→ WRITTEN EXERCISE: Show each line that has the string "Ольжерасское" in it.

— begin DATASET RECORDS —

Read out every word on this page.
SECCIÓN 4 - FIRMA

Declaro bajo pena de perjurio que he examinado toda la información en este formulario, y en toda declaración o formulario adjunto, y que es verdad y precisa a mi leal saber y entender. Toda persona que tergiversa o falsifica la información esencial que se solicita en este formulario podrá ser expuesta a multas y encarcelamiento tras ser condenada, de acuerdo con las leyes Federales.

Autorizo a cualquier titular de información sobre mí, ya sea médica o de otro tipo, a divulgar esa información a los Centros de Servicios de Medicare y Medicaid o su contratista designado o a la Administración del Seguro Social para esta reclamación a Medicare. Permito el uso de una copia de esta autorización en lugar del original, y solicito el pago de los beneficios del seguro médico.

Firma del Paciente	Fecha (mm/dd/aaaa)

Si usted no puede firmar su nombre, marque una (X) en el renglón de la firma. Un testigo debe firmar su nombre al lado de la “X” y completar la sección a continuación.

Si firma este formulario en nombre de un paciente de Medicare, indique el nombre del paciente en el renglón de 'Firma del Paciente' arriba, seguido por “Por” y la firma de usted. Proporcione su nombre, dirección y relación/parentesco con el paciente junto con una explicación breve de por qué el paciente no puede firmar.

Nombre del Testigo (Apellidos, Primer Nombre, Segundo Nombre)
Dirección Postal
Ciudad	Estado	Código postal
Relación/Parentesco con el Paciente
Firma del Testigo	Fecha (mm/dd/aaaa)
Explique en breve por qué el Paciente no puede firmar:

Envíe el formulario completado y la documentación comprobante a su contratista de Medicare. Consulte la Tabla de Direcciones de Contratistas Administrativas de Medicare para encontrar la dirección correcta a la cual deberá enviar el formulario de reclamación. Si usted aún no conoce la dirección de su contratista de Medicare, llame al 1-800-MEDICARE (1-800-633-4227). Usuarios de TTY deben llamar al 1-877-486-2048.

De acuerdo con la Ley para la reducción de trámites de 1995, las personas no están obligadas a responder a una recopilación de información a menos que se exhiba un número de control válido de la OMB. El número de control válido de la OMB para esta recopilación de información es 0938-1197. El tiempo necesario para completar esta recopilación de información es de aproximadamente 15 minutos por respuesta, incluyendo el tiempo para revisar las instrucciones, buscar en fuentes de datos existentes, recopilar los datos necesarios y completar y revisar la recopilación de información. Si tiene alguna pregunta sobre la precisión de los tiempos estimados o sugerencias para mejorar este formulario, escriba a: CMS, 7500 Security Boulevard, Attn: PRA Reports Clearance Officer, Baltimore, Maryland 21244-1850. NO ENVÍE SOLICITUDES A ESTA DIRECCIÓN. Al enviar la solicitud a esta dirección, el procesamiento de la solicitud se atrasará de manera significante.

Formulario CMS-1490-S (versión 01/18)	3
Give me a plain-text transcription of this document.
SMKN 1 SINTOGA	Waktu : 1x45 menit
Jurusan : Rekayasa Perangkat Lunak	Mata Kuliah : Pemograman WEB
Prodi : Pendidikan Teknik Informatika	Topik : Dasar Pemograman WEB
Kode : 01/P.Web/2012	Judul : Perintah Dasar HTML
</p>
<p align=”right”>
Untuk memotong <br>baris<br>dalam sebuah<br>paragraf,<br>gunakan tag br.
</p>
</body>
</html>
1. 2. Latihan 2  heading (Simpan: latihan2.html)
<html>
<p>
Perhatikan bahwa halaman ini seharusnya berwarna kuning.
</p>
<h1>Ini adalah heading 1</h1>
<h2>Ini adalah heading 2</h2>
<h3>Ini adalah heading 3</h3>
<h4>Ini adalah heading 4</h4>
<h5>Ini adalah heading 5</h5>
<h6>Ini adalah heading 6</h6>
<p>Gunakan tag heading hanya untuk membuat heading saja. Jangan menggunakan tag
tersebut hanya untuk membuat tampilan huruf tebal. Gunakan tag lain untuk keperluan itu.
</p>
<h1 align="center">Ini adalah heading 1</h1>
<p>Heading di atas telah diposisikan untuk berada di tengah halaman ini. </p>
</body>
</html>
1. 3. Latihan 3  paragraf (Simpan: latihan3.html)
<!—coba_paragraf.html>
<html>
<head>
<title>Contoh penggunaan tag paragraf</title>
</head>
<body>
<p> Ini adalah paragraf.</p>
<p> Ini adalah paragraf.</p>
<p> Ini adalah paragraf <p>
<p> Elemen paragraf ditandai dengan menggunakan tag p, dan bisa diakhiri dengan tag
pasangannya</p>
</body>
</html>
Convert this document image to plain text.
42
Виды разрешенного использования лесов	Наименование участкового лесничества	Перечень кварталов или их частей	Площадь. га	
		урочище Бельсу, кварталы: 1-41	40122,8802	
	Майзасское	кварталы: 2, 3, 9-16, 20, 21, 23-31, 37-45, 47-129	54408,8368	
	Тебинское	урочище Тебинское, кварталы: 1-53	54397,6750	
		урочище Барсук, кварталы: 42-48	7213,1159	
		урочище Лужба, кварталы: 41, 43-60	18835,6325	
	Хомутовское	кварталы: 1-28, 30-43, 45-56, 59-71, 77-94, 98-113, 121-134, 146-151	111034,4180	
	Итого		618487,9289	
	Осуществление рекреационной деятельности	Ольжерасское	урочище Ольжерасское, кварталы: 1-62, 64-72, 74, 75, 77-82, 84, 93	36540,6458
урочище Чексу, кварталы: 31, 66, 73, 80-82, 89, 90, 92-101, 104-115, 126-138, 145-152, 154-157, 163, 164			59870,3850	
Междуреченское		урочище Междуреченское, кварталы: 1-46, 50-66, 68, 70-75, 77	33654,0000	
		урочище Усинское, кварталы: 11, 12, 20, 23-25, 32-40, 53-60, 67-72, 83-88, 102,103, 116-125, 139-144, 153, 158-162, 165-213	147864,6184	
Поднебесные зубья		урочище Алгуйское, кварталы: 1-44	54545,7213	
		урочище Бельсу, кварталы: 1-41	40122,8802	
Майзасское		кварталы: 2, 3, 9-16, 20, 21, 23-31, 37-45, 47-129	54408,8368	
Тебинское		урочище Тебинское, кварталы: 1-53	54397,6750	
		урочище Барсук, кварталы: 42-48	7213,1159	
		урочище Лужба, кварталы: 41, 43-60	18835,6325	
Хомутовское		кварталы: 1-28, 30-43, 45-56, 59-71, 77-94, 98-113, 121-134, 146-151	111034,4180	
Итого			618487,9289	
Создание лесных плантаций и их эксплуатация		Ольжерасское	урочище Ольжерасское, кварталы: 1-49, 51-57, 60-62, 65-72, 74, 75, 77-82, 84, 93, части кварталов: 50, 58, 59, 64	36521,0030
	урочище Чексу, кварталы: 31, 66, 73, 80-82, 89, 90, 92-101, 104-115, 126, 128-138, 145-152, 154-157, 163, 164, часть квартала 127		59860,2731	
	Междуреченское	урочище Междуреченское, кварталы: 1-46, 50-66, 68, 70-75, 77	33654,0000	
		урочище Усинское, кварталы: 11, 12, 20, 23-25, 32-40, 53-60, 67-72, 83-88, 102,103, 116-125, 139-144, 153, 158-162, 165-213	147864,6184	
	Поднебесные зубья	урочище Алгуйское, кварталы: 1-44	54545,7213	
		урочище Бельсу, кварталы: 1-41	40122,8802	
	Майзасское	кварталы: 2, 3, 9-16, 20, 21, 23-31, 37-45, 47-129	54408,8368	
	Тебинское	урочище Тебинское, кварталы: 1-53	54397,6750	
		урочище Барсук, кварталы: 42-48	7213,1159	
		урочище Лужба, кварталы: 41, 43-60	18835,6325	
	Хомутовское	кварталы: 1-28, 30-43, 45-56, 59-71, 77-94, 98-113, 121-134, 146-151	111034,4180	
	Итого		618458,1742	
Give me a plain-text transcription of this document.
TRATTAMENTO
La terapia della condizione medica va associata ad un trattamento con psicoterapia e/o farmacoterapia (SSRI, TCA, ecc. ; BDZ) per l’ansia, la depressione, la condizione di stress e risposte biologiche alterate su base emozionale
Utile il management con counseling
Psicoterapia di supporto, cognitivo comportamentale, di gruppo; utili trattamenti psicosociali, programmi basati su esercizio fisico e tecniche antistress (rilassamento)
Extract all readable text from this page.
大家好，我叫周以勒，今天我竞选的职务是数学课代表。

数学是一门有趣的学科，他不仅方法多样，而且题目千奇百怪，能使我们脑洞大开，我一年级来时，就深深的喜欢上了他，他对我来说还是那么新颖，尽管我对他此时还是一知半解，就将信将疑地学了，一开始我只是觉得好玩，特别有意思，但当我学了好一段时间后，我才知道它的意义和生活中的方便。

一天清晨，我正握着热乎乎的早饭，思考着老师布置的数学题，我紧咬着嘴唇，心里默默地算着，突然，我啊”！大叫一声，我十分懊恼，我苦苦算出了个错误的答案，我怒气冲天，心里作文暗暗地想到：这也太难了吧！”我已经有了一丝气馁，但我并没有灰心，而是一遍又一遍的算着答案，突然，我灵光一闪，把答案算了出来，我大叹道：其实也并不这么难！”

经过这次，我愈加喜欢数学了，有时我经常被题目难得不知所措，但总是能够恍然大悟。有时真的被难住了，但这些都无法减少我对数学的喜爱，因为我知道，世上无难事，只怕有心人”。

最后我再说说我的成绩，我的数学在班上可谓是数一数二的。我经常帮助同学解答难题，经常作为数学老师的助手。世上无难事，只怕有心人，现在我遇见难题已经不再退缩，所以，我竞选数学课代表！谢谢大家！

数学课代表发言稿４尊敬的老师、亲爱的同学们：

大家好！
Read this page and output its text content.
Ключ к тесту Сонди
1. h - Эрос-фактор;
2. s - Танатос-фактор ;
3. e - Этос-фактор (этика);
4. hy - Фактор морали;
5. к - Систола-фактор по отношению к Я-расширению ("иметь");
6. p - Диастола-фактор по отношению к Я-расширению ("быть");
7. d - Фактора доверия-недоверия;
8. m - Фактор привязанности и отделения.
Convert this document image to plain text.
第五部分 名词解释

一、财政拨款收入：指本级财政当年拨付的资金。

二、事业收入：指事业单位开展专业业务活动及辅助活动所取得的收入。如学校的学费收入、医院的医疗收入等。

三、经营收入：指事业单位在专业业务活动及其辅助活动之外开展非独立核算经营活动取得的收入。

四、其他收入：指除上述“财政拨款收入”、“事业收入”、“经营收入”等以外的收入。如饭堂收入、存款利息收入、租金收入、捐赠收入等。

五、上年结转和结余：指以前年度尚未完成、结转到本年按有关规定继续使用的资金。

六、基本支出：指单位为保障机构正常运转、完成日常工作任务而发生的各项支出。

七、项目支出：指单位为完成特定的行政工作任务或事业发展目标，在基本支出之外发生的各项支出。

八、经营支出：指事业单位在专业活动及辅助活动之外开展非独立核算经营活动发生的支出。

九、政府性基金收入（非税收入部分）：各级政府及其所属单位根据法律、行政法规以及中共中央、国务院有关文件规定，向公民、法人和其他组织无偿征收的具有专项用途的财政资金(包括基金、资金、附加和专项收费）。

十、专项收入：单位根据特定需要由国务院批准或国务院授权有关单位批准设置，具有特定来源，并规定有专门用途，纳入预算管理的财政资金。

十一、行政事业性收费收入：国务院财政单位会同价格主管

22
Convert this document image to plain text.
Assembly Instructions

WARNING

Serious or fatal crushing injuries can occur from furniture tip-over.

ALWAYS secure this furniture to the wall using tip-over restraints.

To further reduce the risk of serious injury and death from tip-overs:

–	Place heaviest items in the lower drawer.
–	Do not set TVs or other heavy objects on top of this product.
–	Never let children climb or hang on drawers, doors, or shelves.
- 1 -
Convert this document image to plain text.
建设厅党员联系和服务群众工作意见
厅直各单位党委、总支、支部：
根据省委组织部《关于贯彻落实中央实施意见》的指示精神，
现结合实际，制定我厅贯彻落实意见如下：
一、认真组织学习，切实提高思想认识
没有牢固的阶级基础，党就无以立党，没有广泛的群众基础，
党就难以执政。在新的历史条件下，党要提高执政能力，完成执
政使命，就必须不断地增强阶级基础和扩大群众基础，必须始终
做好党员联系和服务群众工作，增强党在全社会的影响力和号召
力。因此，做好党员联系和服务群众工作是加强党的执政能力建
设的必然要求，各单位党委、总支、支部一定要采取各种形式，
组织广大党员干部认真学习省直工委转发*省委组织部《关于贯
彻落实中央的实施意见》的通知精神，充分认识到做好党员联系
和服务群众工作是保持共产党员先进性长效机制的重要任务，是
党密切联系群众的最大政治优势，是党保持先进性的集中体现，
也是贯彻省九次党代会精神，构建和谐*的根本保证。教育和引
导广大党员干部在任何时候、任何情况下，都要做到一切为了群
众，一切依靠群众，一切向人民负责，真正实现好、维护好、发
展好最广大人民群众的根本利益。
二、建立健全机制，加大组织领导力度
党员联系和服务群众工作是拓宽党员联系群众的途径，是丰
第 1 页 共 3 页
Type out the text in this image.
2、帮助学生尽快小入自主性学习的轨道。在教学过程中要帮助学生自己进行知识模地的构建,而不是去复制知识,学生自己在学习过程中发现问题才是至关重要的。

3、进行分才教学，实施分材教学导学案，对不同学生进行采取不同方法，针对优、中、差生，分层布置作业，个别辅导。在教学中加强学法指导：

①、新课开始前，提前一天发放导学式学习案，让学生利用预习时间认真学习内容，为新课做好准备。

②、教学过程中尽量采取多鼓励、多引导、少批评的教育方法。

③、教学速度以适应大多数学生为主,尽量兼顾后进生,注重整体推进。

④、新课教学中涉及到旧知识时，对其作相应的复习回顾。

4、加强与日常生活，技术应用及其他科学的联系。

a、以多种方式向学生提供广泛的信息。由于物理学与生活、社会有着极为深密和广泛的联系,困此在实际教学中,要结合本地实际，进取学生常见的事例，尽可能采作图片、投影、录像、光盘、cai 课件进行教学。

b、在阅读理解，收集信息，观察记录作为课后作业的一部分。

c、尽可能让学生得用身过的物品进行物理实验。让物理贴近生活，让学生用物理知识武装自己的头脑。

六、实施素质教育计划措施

— end DATASET RECORDS —

→ RIGHT ANSWER:
	Осуществление рекреационной деятельности	Ольжерасское	урочище Ольжерасское, кварталы: 1-62, 64-72, 74, 75, 77-82, 84, 93	36540,6458
Создание лесных плантаций и их эксплуатация		Ольжерасское	урочище Ольжерасское, кварталы: 1-49, 51-57, 60-62, 65-72, 74, 75, 77-82, 84, 93, части кварталов: 50, 58, 59, 64	36521,0030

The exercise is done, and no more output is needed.